Copy out all the lines exactly. Omit pictures.

- **DATA SHOWN**
________________

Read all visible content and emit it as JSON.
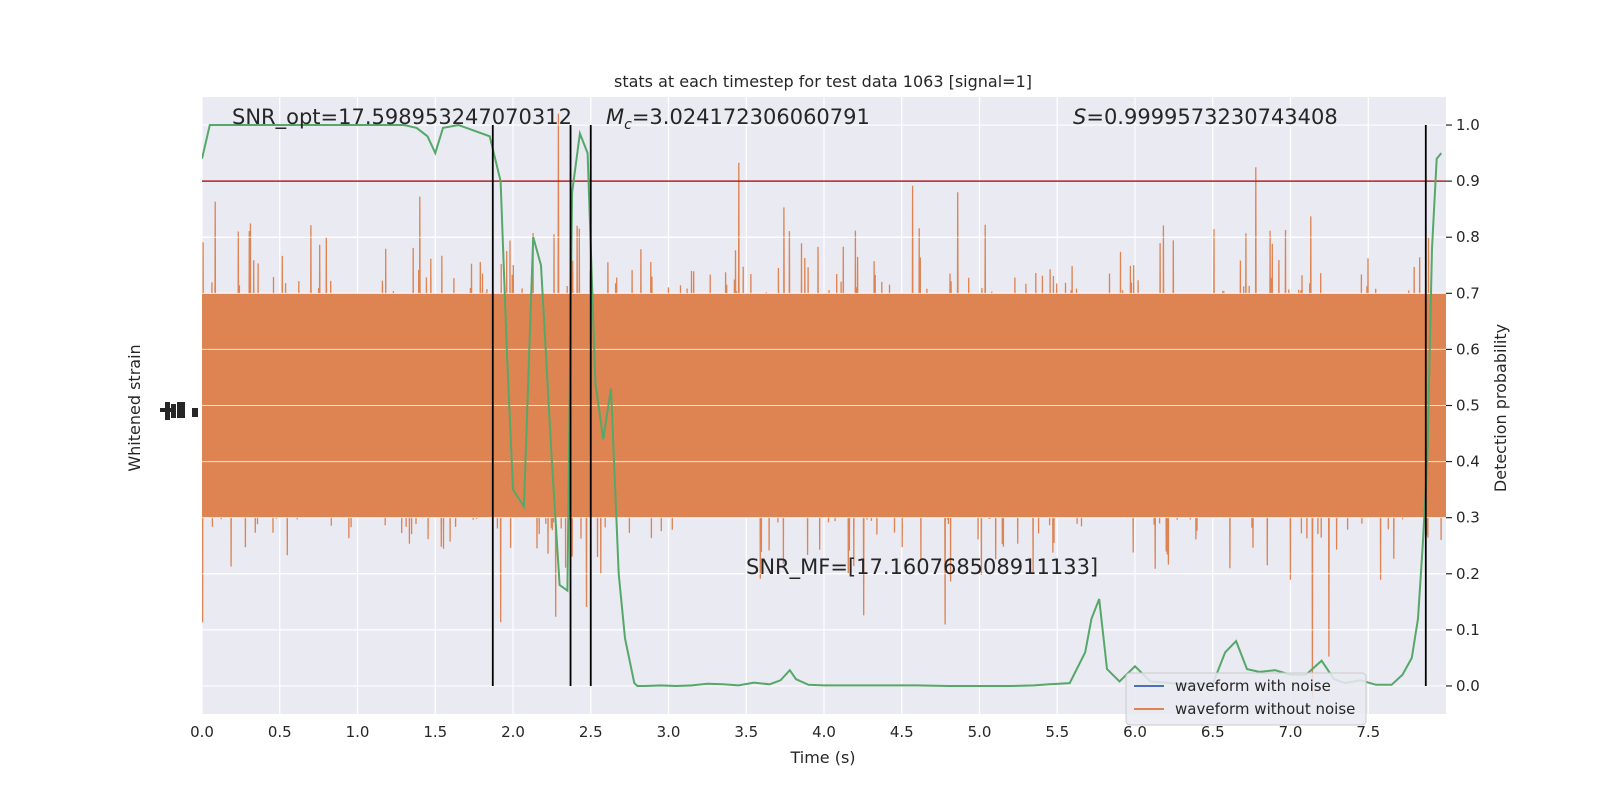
{
  "chart_data": {
    "type": "line",
    "title": "stats at each timestep for test data 1063 [signal=1]",
    "xlabel": "Time (s)",
    "ylabel_left": "Whitened strain",
    "ylabel_right": "Detection probability",
    "xlim": [
      0.0,
      8.0
    ],
    "ylim_right": [
      -0.05,
      1.05
    ],
    "x_ticks": [
      "0.0",
      "0.5",
      "1.0",
      "1.5",
      "2.0",
      "2.5",
      "3.0",
      "3.5",
      "4.0",
      "4.5",
      "5.0",
      "5.5",
      "6.0",
      "6.5",
      "7.0",
      "7.5"
    ],
    "y_right_ticks": [
      "0.0",
      "0.1",
      "0.2",
      "0.3",
      "0.4",
      "0.5",
      "0.6",
      "0.7",
      "0.8",
      "0.9",
      "1.0"
    ],
    "grid": true,
    "legend_position": "lower-right",
    "colors": {
      "background": "#eaeaf2",
      "grid": "#ffffff",
      "noise_waveform": "#4c72b0",
      "clean_waveform": "#dd8452",
      "probability": "#55a868",
      "threshold": "#b22222",
      "event_line": "#000000"
    },
    "annotations": {
      "snr_opt": "SNR_opt=17.598953247070312",
      "mc_symbol": "M",
      "mc_sub": "c",
      "mc_value": "=3.024172306060791",
      "s_symbol": "S",
      "s_value": "=0.9999573230743408",
      "snr_mf": "SNR_MF=[17.160768508911133]"
    },
    "threshold": 0.9,
    "event_lines_x": [
      1.87,
      2.37,
      2.5,
      7.87
    ],
    "series": [
      {
        "name": "waveform with noise",
        "role": "noise"
      },
      {
        "name": "waveform without noise",
        "role": "clean",
        "center": 0.5,
        "amplitude_range": [
          -0.5,
          0.5
        ]
      },
      {
        "role": "probability",
        "x": [
          0.0,
          0.05,
          0.1,
          0.2,
          0.3,
          0.4,
          0.5,
          0.6,
          0.7,
          0.8,
          0.9,
          1.0,
          1.1,
          1.2,
          1.3,
          1.38,
          1.45,
          1.5,
          1.55,
          1.65,
          1.75,
          1.85,
          1.92,
          1.96,
          2.0,
          2.07,
          2.13,
          2.18,
          2.25,
          2.3,
          2.35,
          2.38,
          2.43,
          2.48,
          2.53,
          2.58,
          2.63,
          2.68,
          2.72,
          2.78,
          2.8,
          2.85,
          2.95,
          3.05,
          3.15,
          3.25,
          3.35,
          3.45,
          3.55,
          3.65,
          3.72,
          3.78,
          3.82,
          3.9,
          4.0,
          4.2,
          4.4,
          4.6,
          4.8,
          5.0,
          5.2,
          5.35,
          5.45,
          5.58,
          5.68,
          5.72,
          5.77,
          5.82,
          5.9,
          6.0,
          6.1,
          6.2,
          6.3,
          6.4,
          6.5,
          6.58,
          6.65,
          6.72,
          6.8,
          6.9,
          7.0,
          7.1,
          7.2,
          7.28,
          7.35,
          7.45,
          7.55,
          7.65,
          7.72,
          7.78,
          7.82,
          7.85,
          7.88,
          7.91,
          7.94,
          7.97
        ],
        "y": [
          0.94,
          1.0,
          1.0,
          1.0,
          1.0,
          1.0,
          1.0,
          1.0,
          1.0,
          1.0,
          1.0,
          1.0,
          1.0,
          1.0,
          1.0,
          0.995,
          0.98,
          0.95,
          0.995,
          1.0,
          0.99,
          0.98,
          0.9,
          0.6,
          0.35,
          0.32,
          0.8,
          0.75,
          0.4,
          0.18,
          0.17,
          0.88,
          0.985,
          0.95,
          0.54,
          0.44,
          0.53,
          0.2,
          0.085,
          0.005,
          0.0,
          0.0,
          0.001,
          0.0,
          0.001,
          0.004,
          0.003,
          0.001,
          0.006,
          0.003,
          0.01,
          0.028,
          0.012,
          0.002,
          0.001,
          0.001,
          0.001,
          0.001,
          0.0,
          0.0,
          0.0,
          0.001,
          0.003,
          0.005,
          0.06,
          0.12,
          0.155,
          0.03,
          0.008,
          0.035,
          0.008,
          0.006,
          0.003,
          0.004,
          0.004,
          0.06,
          0.08,
          0.03,
          0.025,
          0.028,
          0.02,
          0.02,
          0.045,
          0.012,
          0.005,
          0.01,
          0.002,
          0.002,
          0.02,
          0.05,
          0.12,
          0.25,
          0.4,
          0.78,
          0.94,
          0.95
        ]
      }
    ]
  }
}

________________

- **EXERCISE RESPONSE**
Read all visible content and emit it as JSON.
{
  "chart_data": {
    "type": "line",
    "title": "stats at each timestep for test data 1063 [signal=1]",
    "xlabel": "Time (s)",
    "ylabel_left": "Whitened strain",
    "ylabel_right": "Detection probability",
    "xlim": [
      0.0,
      8.0
    ],
    "ylim_right": [
      -0.05,
      1.05
    ],
    "x_ticks": [
      "0.0",
      "0.5",
      "1.0",
      "1.5",
      "2.0",
      "2.5",
      "3.0",
      "3.5",
      "4.0",
      "4.5",
      "5.0",
      "5.5",
      "6.0",
      "6.5",
      "7.0",
      "7.5"
    ],
    "y_right_ticks": [
      "0.0",
      "0.1",
      "0.2",
      "0.3",
      "0.4",
      "0.5",
      "0.6",
      "0.7",
      "0.8",
      "0.9",
      "1.0"
    ],
    "grid": true,
    "legend_position": "lower-right",
    "colors": {
      "background": "#eaeaf2",
      "grid": "#ffffff",
      "noise_waveform": "#4c72b0",
      "clean_waveform": "#dd8452",
      "probability": "#55a868",
      "threshold": "#b22222",
      "event_line": "#000000"
    },
    "annotations": {
      "snr_opt": "SNR_opt=17.598953247070312",
      "mc_symbol": "M",
      "mc_sub": "c",
      "mc_value": "=3.024172306060791",
      "s_symbol": "S",
      "s_value": "=0.9999573230743408",
      "snr_mf": "SNR_MF=[17.160768508911133]"
    },
    "threshold": 0.9,
    "event_lines_x": [
      1.87,
      2.37,
      2.5,
      7.87
    ],
    "series": [
      {
        "name": "waveform with noise",
        "role": "noise"
      },
      {
        "name": "waveform without noise",
        "role": "clean",
        "center": 0.5,
        "amplitude_range": [
          -0.5,
          0.5
        ]
      },
      {
        "role": "probability",
        "x": [
          0.0,
          0.05,
          0.1,
          0.2,
          0.3,
          0.4,
          0.5,
          0.6,
          0.7,
          0.8,
          0.9,
          1.0,
          1.1,
          1.2,
          1.3,
          1.38,
          1.45,
          1.5,
          1.55,
          1.65,
          1.75,
          1.85,
          1.92,
          1.96,
          2.0,
          2.07,
          2.13,
          2.18,
          2.25,
          2.3,
          2.35,
          2.38,
          2.43,
          2.48,
          2.53,
          2.58,
          2.63,
          2.68,
          2.72,
          2.78,
          2.8,
          2.85,
          2.95,
          3.05,
          3.15,
          3.25,
          3.35,
          3.45,
          3.55,
          3.65,
          3.72,
          3.78,
          3.82,
          3.9,
          4.0,
          4.2,
          4.4,
          4.6,
          4.8,
          5.0,
          5.2,
          5.35,
          5.45,
          5.58,
          5.68,
          5.72,
          5.77,
          5.82,
          5.9,
          6.0,
          6.1,
          6.2,
          6.3,
          6.4,
          6.5,
          6.58,
          6.65,
          6.72,
          6.8,
          6.9,
          7.0,
          7.1,
          7.2,
          7.28,
          7.35,
          7.45,
          7.55,
          7.65,
          7.72,
          7.78,
          7.82,
          7.85,
          7.88,
          7.91,
          7.94,
          7.97
        ],
        "y": [
          0.94,
          1.0,
          1.0,
          1.0,
          1.0,
          1.0,
          1.0,
          1.0,
          1.0,
          1.0,
          1.0,
          1.0,
          1.0,
          1.0,
          1.0,
          0.995,
          0.98,
          0.95,
          0.995,
          1.0,
          0.99,
          0.98,
          0.9,
          0.6,
          0.35,
          0.32,
          0.8,
          0.75,
          0.4,
          0.18,
          0.17,
          0.88,
          0.985,
          0.95,
          0.54,
          0.44,
          0.53,
          0.2,
          0.085,
          0.005,
          0.0,
          0.0,
          0.001,
          0.0,
          0.001,
          0.004,
          0.003,
          0.001,
          0.006,
          0.003,
          0.01,
          0.028,
          0.012,
          0.002,
          0.001,
          0.001,
          0.001,
          0.001,
          0.0,
          0.0,
          0.0,
          0.001,
          0.003,
          0.005,
          0.06,
          0.12,
          0.155,
          0.03,
          0.008,
          0.035,
          0.008,
          0.006,
          0.003,
          0.004,
          0.004,
          0.06,
          0.08,
          0.03,
          0.025,
          0.028,
          0.02,
          0.02,
          0.045,
          0.012,
          0.005,
          0.01,
          0.002,
          0.002,
          0.02,
          0.05,
          0.12,
          0.25,
          0.4,
          0.78,
          0.94,
          0.95
        ]
      }
    ]
  }
}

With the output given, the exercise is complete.